Short task:
Search the data below for the string "this". Extract every line that contains it.
──────── Provided entries
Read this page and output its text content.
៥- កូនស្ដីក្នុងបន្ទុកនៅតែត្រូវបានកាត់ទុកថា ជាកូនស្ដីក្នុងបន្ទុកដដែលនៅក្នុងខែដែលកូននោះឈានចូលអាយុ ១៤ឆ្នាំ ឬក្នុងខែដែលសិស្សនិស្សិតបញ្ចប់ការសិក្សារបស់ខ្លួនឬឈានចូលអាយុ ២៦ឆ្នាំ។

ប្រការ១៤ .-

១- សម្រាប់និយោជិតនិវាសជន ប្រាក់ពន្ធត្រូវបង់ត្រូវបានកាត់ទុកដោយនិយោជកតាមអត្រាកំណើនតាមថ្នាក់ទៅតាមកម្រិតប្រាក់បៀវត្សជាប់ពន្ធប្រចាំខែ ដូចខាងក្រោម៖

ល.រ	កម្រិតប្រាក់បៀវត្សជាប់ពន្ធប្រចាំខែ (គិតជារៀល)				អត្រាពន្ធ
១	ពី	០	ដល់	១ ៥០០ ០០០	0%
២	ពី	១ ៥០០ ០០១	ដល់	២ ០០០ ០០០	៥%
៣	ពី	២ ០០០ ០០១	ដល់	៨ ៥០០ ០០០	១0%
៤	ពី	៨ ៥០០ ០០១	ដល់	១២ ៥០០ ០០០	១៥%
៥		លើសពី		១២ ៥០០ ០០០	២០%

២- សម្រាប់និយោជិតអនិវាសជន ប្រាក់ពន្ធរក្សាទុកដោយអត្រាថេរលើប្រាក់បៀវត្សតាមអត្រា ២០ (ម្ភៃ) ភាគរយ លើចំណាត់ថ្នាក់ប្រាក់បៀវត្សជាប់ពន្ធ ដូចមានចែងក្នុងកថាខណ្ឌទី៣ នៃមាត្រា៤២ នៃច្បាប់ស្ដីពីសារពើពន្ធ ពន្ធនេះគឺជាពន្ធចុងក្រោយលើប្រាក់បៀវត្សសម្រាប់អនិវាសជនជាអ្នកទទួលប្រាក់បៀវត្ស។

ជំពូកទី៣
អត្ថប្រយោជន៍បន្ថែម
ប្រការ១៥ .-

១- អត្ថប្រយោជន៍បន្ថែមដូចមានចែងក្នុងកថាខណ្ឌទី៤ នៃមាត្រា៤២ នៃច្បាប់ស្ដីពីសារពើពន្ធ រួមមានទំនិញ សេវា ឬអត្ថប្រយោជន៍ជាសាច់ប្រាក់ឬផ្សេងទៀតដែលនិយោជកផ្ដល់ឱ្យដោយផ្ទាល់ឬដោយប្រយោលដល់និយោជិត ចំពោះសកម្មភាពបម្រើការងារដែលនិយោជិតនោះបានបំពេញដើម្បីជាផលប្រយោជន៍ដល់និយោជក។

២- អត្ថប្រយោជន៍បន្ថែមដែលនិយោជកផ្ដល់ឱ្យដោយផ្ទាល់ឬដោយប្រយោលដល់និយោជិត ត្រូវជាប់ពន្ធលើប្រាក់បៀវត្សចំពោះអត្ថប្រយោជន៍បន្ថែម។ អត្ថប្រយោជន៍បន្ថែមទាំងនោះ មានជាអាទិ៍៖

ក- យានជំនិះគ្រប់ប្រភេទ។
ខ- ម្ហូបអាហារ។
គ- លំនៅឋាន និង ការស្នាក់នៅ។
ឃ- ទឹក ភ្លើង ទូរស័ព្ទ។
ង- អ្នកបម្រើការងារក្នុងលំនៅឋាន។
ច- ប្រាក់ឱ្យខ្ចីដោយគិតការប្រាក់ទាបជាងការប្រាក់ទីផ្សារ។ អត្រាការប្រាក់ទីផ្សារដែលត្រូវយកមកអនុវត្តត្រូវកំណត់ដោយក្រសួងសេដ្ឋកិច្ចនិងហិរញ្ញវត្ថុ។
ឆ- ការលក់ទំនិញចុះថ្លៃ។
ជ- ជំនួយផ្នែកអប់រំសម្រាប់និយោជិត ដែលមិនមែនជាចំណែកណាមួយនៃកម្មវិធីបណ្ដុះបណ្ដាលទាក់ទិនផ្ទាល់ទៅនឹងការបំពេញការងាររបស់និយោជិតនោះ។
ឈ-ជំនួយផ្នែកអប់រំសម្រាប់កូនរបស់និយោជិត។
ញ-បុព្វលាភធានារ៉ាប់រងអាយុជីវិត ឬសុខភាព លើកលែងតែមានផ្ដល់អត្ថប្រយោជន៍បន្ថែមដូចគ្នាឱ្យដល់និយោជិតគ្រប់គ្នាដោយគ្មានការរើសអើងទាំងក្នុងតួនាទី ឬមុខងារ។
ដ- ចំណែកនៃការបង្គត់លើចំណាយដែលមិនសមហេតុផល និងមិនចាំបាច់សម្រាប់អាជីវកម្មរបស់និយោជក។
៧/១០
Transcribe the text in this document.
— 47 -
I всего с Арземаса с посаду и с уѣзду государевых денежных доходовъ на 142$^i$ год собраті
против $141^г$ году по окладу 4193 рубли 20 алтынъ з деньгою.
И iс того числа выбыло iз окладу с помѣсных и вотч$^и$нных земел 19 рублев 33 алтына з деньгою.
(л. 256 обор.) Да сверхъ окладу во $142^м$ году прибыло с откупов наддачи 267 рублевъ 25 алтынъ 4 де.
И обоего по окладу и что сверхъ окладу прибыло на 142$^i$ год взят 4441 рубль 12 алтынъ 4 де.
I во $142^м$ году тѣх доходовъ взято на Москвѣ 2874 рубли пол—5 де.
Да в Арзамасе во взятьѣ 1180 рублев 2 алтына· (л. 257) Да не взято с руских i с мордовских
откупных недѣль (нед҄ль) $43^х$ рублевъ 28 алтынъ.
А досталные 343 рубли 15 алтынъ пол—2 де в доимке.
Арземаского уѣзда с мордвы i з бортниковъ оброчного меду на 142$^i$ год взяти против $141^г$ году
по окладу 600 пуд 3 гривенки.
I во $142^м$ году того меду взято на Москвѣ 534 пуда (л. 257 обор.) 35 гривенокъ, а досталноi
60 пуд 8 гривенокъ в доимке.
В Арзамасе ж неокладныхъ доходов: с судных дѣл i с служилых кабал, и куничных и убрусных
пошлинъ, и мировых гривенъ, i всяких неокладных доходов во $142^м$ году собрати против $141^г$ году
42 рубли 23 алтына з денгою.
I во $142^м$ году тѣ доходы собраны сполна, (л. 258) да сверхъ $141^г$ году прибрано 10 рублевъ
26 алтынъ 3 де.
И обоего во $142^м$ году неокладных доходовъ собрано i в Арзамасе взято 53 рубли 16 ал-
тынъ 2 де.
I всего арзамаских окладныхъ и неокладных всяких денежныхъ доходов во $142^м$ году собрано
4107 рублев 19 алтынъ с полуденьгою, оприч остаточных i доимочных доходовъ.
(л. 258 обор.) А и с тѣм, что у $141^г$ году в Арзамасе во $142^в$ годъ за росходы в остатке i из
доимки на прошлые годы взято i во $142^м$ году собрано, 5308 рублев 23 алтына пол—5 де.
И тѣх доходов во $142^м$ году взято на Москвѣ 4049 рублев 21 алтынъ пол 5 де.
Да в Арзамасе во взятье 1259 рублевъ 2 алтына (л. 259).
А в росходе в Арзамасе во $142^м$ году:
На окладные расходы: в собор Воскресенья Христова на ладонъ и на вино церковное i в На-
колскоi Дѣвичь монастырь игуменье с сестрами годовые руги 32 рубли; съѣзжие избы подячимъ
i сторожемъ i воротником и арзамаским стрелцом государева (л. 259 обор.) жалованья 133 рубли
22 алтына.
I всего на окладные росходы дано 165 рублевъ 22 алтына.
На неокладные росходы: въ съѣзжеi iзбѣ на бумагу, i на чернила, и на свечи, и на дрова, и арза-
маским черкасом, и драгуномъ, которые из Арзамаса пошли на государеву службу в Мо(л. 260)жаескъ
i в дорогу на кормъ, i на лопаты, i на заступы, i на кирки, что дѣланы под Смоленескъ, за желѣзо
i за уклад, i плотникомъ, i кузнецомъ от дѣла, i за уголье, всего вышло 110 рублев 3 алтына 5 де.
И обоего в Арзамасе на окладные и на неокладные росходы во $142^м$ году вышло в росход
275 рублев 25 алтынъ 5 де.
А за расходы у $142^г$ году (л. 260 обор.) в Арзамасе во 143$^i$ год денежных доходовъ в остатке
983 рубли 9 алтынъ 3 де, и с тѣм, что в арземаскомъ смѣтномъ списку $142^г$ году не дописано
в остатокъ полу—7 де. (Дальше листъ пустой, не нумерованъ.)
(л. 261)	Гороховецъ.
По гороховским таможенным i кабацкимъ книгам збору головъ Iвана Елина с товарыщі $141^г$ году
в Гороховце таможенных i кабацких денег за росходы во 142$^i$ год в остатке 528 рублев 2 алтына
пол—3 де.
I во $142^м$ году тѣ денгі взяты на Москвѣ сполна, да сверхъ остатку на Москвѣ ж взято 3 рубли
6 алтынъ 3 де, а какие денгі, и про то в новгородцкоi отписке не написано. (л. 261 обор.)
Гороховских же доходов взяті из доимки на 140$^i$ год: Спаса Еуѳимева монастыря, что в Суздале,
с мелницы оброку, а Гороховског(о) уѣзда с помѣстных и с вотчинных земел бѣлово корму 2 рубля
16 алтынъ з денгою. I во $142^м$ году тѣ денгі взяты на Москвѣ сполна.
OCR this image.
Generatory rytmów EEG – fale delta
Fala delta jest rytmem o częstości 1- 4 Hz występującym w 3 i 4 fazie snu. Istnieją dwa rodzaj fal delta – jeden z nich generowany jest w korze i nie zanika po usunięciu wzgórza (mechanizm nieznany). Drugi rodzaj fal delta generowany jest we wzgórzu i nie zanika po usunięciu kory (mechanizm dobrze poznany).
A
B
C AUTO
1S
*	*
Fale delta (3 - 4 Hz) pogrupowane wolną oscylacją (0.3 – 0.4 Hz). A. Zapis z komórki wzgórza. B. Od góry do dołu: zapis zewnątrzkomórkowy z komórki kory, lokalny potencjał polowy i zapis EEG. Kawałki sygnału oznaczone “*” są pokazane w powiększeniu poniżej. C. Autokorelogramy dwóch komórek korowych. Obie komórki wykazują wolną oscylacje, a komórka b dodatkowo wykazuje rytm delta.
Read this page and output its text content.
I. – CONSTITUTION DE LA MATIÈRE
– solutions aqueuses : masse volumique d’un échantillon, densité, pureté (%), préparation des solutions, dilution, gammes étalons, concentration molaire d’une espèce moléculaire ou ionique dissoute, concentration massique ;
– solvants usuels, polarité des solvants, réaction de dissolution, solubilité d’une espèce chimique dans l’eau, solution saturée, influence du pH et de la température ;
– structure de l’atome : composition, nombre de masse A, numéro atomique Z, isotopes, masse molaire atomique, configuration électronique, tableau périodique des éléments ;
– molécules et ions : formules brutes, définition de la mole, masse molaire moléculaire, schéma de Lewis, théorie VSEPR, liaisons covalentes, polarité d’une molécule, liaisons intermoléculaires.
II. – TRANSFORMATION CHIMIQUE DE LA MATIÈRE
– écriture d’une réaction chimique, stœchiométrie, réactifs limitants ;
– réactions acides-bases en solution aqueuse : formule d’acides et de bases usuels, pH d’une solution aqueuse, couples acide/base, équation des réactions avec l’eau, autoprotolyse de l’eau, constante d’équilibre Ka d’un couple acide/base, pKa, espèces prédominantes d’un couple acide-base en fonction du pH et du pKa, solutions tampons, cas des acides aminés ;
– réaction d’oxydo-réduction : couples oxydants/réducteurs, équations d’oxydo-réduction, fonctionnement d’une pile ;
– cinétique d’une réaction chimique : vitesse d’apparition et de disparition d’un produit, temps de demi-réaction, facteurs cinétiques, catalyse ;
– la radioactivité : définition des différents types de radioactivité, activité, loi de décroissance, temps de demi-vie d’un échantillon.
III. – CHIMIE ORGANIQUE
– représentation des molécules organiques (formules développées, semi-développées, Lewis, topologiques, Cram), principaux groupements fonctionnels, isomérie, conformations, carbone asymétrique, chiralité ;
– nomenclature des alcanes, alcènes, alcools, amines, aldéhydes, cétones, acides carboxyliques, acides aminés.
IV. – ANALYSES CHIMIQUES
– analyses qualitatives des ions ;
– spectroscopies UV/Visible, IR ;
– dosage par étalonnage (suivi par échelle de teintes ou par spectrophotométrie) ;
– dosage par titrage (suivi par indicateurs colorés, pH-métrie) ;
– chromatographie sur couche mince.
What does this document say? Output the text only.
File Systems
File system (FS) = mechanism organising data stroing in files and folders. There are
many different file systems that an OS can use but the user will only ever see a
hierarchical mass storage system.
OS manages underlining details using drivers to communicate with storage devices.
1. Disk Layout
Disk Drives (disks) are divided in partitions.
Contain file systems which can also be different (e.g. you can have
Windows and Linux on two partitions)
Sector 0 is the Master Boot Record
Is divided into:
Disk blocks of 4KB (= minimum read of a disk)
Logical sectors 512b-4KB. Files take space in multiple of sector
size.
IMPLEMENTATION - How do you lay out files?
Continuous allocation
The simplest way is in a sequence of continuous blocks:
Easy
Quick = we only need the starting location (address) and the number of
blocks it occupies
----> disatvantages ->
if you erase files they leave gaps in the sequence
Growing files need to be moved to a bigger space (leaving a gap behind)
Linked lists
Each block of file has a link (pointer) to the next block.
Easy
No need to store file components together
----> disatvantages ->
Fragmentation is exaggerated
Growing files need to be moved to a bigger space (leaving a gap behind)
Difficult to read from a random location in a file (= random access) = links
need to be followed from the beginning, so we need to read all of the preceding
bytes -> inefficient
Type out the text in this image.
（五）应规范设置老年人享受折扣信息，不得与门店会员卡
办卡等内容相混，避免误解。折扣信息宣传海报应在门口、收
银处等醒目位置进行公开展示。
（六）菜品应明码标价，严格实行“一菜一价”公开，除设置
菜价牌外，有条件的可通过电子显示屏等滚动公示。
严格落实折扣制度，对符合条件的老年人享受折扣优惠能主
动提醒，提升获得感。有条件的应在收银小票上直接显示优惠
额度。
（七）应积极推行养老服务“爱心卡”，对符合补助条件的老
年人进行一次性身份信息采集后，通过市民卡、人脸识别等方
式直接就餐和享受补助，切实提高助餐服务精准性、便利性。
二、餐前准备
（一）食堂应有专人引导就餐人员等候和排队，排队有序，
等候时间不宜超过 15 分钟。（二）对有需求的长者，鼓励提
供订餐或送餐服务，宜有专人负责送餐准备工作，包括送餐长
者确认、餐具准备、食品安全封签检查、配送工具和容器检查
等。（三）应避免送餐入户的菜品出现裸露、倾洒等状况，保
────────────────
Worked answer:
Read this page and output its text content.
Transcribe the text in this document.
OCR this image.
Read this page and output its text content.
What does this document say? Output the text only.
Type out the text in this image.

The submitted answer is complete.